> **DATA ENTRIES**
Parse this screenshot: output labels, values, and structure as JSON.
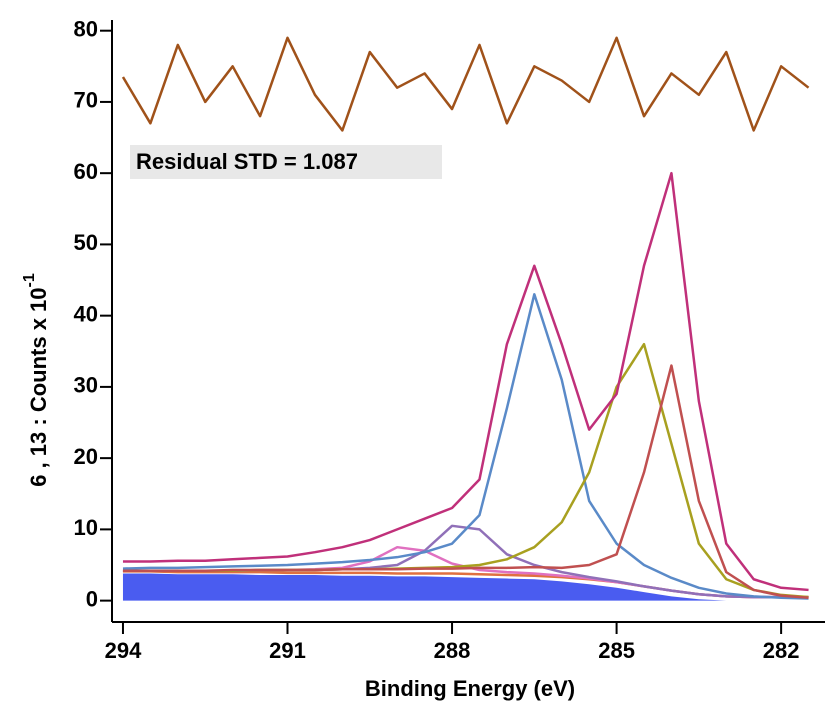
{
  "chart_data": {
    "type": "line",
    "xlabel": "Binding Energy (eV)",
    "ylabel": "6 , 13 : Counts x 10",
    "ylabel_exponent": "-1",
    "annotation": "Residual STD = 1.087",
    "xlim": [
      294.2,
      281.2
    ],
    "ylim": [
      -3,
      81.5
    ],
    "xticks": [
      294,
      291,
      288,
      285,
      282
    ],
    "yticks": [
      0,
      10,
      20,
      30,
      40,
      50,
      60,
      70,
      80
    ],
    "x": [
      294,
      293.5,
      293,
      292.5,
      292,
      291.5,
      291,
      290.5,
      290,
      289.5,
      289,
      288.5,
      288,
      287.5,
      287,
      286.5,
      286,
      285.5,
      285,
      284.5,
      284,
      283.5,
      283,
      282.5,
      282,
      281.5
    ],
    "series": [
      {
        "kind": "area",
        "color": "#4a5cf0",
        "values": [
          3.8,
          3.8,
          3.7,
          3.7,
          3.7,
          3.6,
          3.6,
          3.6,
          3.5,
          3.5,
          3.4,
          3.4,
          3.3,
          3.2,
          3.1,
          3.0,
          2.7,
          2.3,
          1.8,
          1.2,
          0.6,
          0.2,
          0,
          0,
          0,
          0
        ]
      },
      {
        "kind": "line",
        "color": "#e07040",
        "values": [
          4.1,
          4.1,
          4.0,
          4.0,
          4.0,
          4.0,
          3.9,
          3.9,
          3.9,
          3.9,
          3.8,
          3.8,
          3.8,
          3.7,
          3.6,
          3.5,
          3.3,
          3.0,
          2.6,
          2.0,
          1.4,
          0.9,
          0.6,
          0.5,
          0.5,
          0.5
        ]
      },
      {
        "kind": "line",
        "color": "#e070c0",
        "values": [
          4.2,
          4.2,
          4.2,
          4.2,
          4.2,
          4.3,
          4.3,
          4.4,
          4.6,
          5.5,
          7.5,
          7.0,
          5.2,
          4.3,
          4.0,
          3.8,
          3.5,
          3.1,
          2.6,
          2.0,
          1.4,
          0.9,
          0.6,
          0.5,
          0.5,
          0.5
        ]
      },
      {
        "kind": "line",
        "color": "#9070b8",
        "values": [
          4.2,
          4.2,
          4.2,
          4.2,
          4.2,
          4.3,
          4.3,
          4.3,
          4.4,
          4.6,
          5.0,
          7.0,
          10.5,
          10.0,
          6.5,
          5.0,
          4.0,
          3.3,
          2.7,
          2.0,
          1.4,
          0.9,
          0.6,
          0.5,
          0.5,
          0.5
        ]
      },
      {
        "kind": "line",
        "color": "#5a8ac8",
        "values": [
          4.5,
          4.6,
          4.6,
          4.7,
          4.8,
          4.9,
          5.0,
          5.2,
          5.4,
          5.7,
          6.1,
          6.8,
          8.0,
          12,
          27,
          43,
          31,
          14,
          8,
          5,
          3.2,
          1.8,
          1,
          0.6,
          0.4,
          0.3
        ]
      },
      {
        "kind": "line",
        "color": "#a8a020",
        "values": [
          4.2,
          4.2,
          4.2,
          4.2,
          4.2,
          4.3,
          4.3,
          4.3,
          4.4,
          4.4,
          4.5,
          4.6,
          4.7,
          5,
          5.8,
          7.5,
          11,
          18,
          30,
          36,
          22,
          8,
          3,
          1.5,
          0.8,
          0.5
        ]
      },
      {
        "kind": "line",
        "color": "#c05050",
        "values": [
          4.2,
          4.2,
          4.2,
          4.2,
          4.3,
          4.3,
          4.3,
          4.3,
          4.4,
          4.4,
          4.4,
          4.5,
          4.5,
          4.6,
          4.6,
          4.7,
          4.6,
          5,
          6.5,
          18,
          33,
          14,
          4,
          1.5,
          0.7,
          0.4
        ]
      },
      {
        "kind": "line",
        "color": "#c0307a",
        "values": [
          5.5,
          5.5,
          5.6,
          5.6,
          5.8,
          6,
          6.2,
          6.8,
          7.5,
          8.5,
          10,
          11.5,
          13,
          17,
          36,
          47,
          36,
          24,
          29,
          47,
          60,
          28,
          8,
          3,
          1.8,
          1.5
        ]
      },
      {
        "kind": "line",
        "color": "#a0521a",
        "values": [
          73.5,
          67,
          78,
          70,
          75,
          68,
          79,
          71,
          66,
          77,
          72,
          74,
          69,
          78,
          67,
          75,
          73,
          70,
          79,
          68,
          74,
          71,
          77,
          66,
          75,
          72
        ]
      }
    ]
  }
}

> **WORK TO DO**
Your copy of the data above should match it exactly, except that pictures are left out.

> **WRITTEN SOLUTION**
Parse this screenshot: output labels, values, and structure as JSON.
{
  "chart_data": {
    "type": "line",
    "xlabel": "Binding Energy (eV)",
    "ylabel": "6 , 13 : Counts x 10",
    "ylabel_exponent": "-1",
    "annotation": "Residual STD = 1.087",
    "xlim": [
      294.2,
      281.2
    ],
    "ylim": [
      -3,
      81.5
    ],
    "xticks": [
      294,
      291,
      288,
      285,
      282
    ],
    "yticks": [
      0,
      10,
      20,
      30,
      40,
      50,
      60,
      70,
      80
    ],
    "x": [
      294,
      293.5,
      293,
      292.5,
      292,
      291.5,
      291,
      290.5,
      290,
      289.5,
      289,
      288.5,
      288,
      287.5,
      287,
      286.5,
      286,
      285.5,
      285,
      284.5,
      284,
      283.5,
      283,
      282.5,
      282,
      281.5
    ],
    "series": [
      {
        "kind": "area",
        "color": "#4a5cf0",
        "values": [
          3.8,
          3.8,
          3.7,
          3.7,
          3.7,
          3.6,
          3.6,
          3.6,
          3.5,
          3.5,
          3.4,
          3.4,
          3.3,
          3.2,
          3.1,
          3.0,
          2.7,
          2.3,
          1.8,
          1.2,
          0.6,
          0.2,
          0,
          0,
          0,
          0
        ]
      },
      {
        "kind": "line",
        "color": "#e07040",
        "values": [
          4.1,
          4.1,
          4.0,
          4.0,
          4.0,
          4.0,
          3.9,
          3.9,
          3.9,
          3.9,
          3.8,
          3.8,
          3.8,
          3.7,
          3.6,
          3.5,
          3.3,
          3.0,
          2.6,
          2.0,
          1.4,
          0.9,
          0.6,
          0.5,
          0.5,
          0.5
        ]
      },
      {
        "kind": "line",
        "color": "#e070c0",
        "values": [
          4.2,
          4.2,
          4.2,
          4.2,
          4.2,
          4.3,
          4.3,
          4.4,
          4.6,
          5.5,
          7.5,
          7.0,
          5.2,
          4.3,
          4.0,
          3.8,
          3.5,
          3.1,
          2.6,
          2.0,
          1.4,
          0.9,
          0.6,
          0.5,
          0.5,
          0.5
        ]
      },
      {
        "kind": "line",
        "color": "#9070b8",
        "values": [
          4.2,
          4.2,
          4.2,
          4.2,
          4.2,
          4.3,
          4.3,
          4.3,
          4.4,
          4.6,
          5.0,
          7.0,
          10.5,
          10.0,
          6.5,
          5.0,
          4.0,
          3.3,
          2.7,
          2.0,
          1.4,
          0.9,
          0.6,
          0.5,
          0.5,
          0.5
        ]
      },
      {
        "kind": "line",
        "color": "#5a8ac8",
        "values": [
          4.5,
          4.6,
          4.6,
          4.7,
          4.8,
          4.9,
          5.0,
          5.2,
          5.4,
          5.7,
          6.1,
          6.8,
          8.0,
          12,
          27,
          43,
          31,
          14,
          8,
          5,
          3.2,
          1.8,
          1,
          0.6,
          0.4,
          0.3
        ]
      },
      {
        "kind": "line",
        "color": "#a8a020",
        "values": [
          4.2,
          4.2,
          4.2,
          4.2,
          4.2,
          4.3,
          4.3,
          4.3,
          4.4,
          4.4,
          4.5,
          4.6,
          4.7,
          5,
          5.8,
          7.5,
          11,
          18,
          30,
          36,
          22,
          8,
          3,
          1.5,
          0.8,
          0.5
        ]
      },
      {
        "kind": "line",
        "color": "#c05050",
        "values": [
          4.2,
          4.2,
          4.2,
          4.2,
          4.3,
          4.3,
          4.3,
          4.3,
          4.4,
          4.4,
          4.4,
          4.5,
          4.5,
          4.6,
          4.6,
          4.7,
          4.6,
          5,
          6.5,
          18,
          33,
          14,
          4,
          1.5,
          0.7,
          0.4
        ]
      },
      {
        "kind": "line",
        "color": "#c0307a",
        "values": [
          5.5,
          5.5,
          5.6,
          5.6,
          5.8,
          6,
          6.2,
          6.8,
          7.5,
          8.5,
          10,
          11.5,
          13,
          17,
          36,
          47,
          36,
          24,
          29,
          47,
          60,
          28,
          8,
          3,
          1.8,
          1.5
        ]
      },
      {
        "kind": "line",
        "color": "#a0521a",
        "values": [
          73.5,
          67,
          78,
          70,
          75,
          68,
          79,
          71,
          66,
          77,
          72,
          74,
          69,
          78,
          67,
          75,
          73,
          70,
          79,
          68,
          74,
          71,
          77,
          66,
          75,
          72
        ]
      }
    ]
  }
}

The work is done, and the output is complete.